**** MATERIAL SUPPLIED ****

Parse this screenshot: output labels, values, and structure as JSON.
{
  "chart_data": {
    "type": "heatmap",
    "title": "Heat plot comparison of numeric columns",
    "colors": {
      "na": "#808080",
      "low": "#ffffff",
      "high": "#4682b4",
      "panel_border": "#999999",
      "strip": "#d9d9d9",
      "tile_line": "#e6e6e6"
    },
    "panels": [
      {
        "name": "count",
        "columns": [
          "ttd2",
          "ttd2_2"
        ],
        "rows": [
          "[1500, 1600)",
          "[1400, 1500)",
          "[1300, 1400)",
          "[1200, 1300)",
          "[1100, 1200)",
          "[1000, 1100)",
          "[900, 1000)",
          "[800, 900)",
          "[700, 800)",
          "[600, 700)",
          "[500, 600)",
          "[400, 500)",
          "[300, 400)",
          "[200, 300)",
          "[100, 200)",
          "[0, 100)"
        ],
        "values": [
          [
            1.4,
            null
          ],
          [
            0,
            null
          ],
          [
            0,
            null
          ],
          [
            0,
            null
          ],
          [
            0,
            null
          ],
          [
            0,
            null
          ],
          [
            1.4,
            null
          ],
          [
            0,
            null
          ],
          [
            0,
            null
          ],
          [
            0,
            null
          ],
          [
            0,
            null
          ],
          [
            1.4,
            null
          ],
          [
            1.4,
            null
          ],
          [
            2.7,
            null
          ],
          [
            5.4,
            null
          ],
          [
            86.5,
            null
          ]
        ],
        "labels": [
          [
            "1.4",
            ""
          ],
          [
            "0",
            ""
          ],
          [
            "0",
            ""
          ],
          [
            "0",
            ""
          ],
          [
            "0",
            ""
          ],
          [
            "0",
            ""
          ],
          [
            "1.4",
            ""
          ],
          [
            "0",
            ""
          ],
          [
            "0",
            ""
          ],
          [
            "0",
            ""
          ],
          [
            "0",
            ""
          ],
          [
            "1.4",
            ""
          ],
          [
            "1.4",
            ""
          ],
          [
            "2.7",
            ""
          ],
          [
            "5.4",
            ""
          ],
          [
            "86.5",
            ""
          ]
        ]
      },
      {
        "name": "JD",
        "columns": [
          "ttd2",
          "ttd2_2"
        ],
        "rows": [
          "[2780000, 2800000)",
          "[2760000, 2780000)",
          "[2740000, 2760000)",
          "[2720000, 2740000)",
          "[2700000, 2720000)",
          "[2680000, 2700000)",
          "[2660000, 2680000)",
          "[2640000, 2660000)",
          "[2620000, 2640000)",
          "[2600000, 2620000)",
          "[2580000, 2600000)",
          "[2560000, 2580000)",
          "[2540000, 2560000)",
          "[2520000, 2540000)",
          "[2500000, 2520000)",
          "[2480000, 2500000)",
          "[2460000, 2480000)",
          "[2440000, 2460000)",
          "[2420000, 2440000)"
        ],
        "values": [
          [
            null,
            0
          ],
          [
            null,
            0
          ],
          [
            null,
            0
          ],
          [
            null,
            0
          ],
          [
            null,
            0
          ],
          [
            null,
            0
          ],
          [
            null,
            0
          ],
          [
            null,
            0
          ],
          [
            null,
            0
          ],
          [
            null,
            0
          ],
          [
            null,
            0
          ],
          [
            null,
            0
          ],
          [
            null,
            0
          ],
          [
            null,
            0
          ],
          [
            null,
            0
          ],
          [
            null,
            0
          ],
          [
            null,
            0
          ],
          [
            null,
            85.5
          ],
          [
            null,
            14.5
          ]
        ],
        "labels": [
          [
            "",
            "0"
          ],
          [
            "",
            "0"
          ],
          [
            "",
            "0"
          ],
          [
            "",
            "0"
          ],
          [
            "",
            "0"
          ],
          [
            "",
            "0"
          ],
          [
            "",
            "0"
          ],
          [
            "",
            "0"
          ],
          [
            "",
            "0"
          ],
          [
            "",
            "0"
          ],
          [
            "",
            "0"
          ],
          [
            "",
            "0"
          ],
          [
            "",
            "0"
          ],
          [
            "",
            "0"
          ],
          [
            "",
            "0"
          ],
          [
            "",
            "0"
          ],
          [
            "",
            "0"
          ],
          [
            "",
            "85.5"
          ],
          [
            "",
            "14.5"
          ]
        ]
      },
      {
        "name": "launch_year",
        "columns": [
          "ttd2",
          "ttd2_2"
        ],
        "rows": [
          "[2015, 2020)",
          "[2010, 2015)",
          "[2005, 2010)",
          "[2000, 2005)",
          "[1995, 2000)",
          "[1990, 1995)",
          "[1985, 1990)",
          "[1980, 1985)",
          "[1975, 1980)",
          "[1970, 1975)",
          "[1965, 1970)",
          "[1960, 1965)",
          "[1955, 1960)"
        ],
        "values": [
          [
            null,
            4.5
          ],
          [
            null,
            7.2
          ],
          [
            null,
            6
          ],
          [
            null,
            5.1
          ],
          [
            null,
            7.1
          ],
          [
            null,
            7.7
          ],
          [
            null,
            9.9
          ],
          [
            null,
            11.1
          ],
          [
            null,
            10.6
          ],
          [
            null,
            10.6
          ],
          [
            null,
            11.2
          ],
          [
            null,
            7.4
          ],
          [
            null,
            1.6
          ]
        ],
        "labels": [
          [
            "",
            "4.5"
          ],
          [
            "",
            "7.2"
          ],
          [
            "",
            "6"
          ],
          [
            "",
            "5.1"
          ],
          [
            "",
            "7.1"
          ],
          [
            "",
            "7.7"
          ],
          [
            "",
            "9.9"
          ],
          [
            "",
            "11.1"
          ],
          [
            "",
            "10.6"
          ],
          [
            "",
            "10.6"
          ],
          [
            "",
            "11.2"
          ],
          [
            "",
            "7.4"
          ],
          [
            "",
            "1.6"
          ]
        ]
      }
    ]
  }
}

****

*YOUR TASK*
Extract all of the data above and output it character for character.

*THE OUTPUT*
Parse this screenshot: output labels, values, and structure as JSON.
{
  "chart_data": {
    "type": "heatmap",
    "title": "Heat plot comparison of numeric columns",
    "colors": {
      "na": "#808080",
      "low": "#ffffff",
      "high": "#4682b4",
      "panel_border": "#999999",
      "strip": "#d9d9d9",
      "tile_line": "#e6e6e6"
    },
    "panels": [
      {
        "name": "count",
        "columns": [
          "ttd2",
          "ttd2_2"
        ],
        "rows": [
          "[1500, 1600)",
          "[1400, 1500)",
          "[1300, 1400)",
          "[1200, 1300)",
          "[1100, 1200)",
          "[1000, 1100)",
          "[900, 1000)",
          "[800, 900)",
          "[700, 800)",
          "[600, 700)",
          "[500, 600)",
          "[400, 500)",
          "[300, 400)",
          "[200, 300)",
          "[100, 200)",
          "[0, 100)"
        ],
        "values": [
          [
            1.4,
            null
          ],
          [
            0,
            null
          ],
          [
            0,
            null
          ],
          [
            0,
            null
          ],
          [
            0,
            null
          ],
          [
            0,
            null
          ],
          [
            1.4,
            null
          ],
          [
            0,
            null
          ],
          [
            0,
            null
          ],
          [
            0,
            null
          ],
          [
            0,
            null
          ],
          [
            1.4,
            null
          ],
          [
            1.4,
            null
          ],
          [
            2.7,
            null
          ],
          [
            5.4,
            null
          ],
          [
            86.5,
            null
          ]
        ],
        "labels": [
          [
            "1.4",
            ""
          ],
          [
            "0",
            ""
          ],
          [
            "0",
            ""
          ],
          [
            "0",
            ""
          ],
          [
            "0",
            ""
          ],
          [
            "0",
            ""
          ],
          [
            "1.4",
            ""
          ],
          [
            "0",
            ""
          ],
          [
            "0",
            ""
          ],
          [
            "0",
            ""
          ],
          [
            "0",
            ""
          ],
          [
            "1.4",
            ""
          ],
          [
            "1.4",
            ""
          ],
          [
            "2.7",
            ""
          ],
          [
            "5.4",
            ""
          ],
          [
            "86.5",
            ""
          ]
        ]
      },
      {
        "name": "JD",
        "columns": [
          "ttd2",
          "ttd2_2"
        ],
        "rows": [
          "[2780000, 2800000)",
          "[2760000, 2780000)",
          "[2740000, 2760000)",
          "[2720000, 2740000)",
          "[2700000, 2720000)",
          "[2680000, 2700000)",
          "[2660000, 2680000)",
          "[2640000, 2660000)",
          "[2620000, 2640000)",
          "[2600000, 2620000)",
          "[2580000, 2600000)",
          "[2560000, 2580000)",
          "[2540000, 2560000)",
          "[2520000, 2540000)",
          "[2500000, 2520000)",
          "[2480000, 2500000)",
          "[2460000, 2480000)",
          "[2440000, 2460000)",
          "[2420000, 2440000)"
        ],
        "values": [
          [
            null,
            0
          ],
          [
            null,
            0
          ],
          [
            null,
            0
          ],
          [
            null,
            0
          ],
          [
            null,
            0
          ],
          [
            null,
            0
          ],
          [
            null,
            0
          ],
          [
            null,
            0
          ],
          [
            null,
            0
          ],
          [
            null,
            0
          ],
          [
            null,
            0
          ],
          [
            null,
            0
          ],
          [
            null,
            0
          ],
          [
            null,
            0
          ],
          [
            null,
            0
          ],
          [
            null,
            0
          ],
          [
            null,
            0
          ],
          [
            null,
            85.5
          ],
          [
            null,
            14.5
          ]
        ],
        "labels": [
          [
            "",
            "0"
          ],
          [
            "",
            "0"
          ],
          [
            "",
            "0"
          ],
          [
            "",
            "0"
          ],
          [
            "",
            "0"
          ],
          [
            "",
            "0"
          ],
          [
            "",
            "0"
          ],
          [
            "",
            "0"
          ],
          [
            "",
            "0"
          ],
          [
            "",
            "0"
          ],
          [
            "",
            "0"
          ],
          [
            "",
            "0"
          ],
          [
            "",
            "0"
          ],
          [
            "",
            "0"
          ],
          [
            "",
            "0"
          ],
          [
            "",
            "0"
          ],
          [
            "",
            "0"
          ],
          [
            "",
            "85.5"
          ],
          [
            "",
            "14.5"
          ]
        ]
      },
      {
        "name": "launch_year",
        "columns": [
          "ttd2",
          "ttd2_2"
        ],
        "rows": [
          "[2015, 2020)",
          "[2010, 2015)",
          "[2005, 2010)",
          "[2000, 2005)",
          "[1995, 2000)",
          "[1990, 1995)",
          "[1985, 1990)",
          "[1980, 1985)",
          "[1975, 1980)",
          "[1970, 1975)",
          "[1965, 1970)",
          "[1960, 1965)",
          "[1955, 1960)"
        ],
        "values": [
          [
            null,
            4.5
          ],
          [
            null,
            7.2
          ],
          [
            null,
            6
          ],
          [
            null,
            5.1
          ],
          [
            null,
            7.1
          ],
          [
            null,
            7.7
          ],
          [
            null,
            9.9
          ],
          [
            null,
            11.1
          ],
          [
            null,
            10.6
          ],
          [
            null,
            10.6
          ],
          [
            null,
            11.2
          ],
          [
            null,
            7.4
          ],
          [
            null,
            1.6
          ]
        ],
        "labels": [
          [
            "",
            "4.5"
          ],
          [
            "",
            "7.2"
          ],
          [
            "",
            "6"
          ],
          [
            "",
            "5.1"
          ],
          [
            "",
            "7.1"
          ],
          [
            "",
            "7.7"
          ],
          [
            "",
            "9.9"
          ],
          [
            "",
            "11.1"
          ],
          [
            "",
            "10.6"
          ],
          [
            "",
            "10.6"
          ],
          [
            "",
            "11.2"
          ],
          [
            "",
            "7.4"
          ],
          [
            "",
            "1.6"
          ]
        ]
      }
    ]
  }
}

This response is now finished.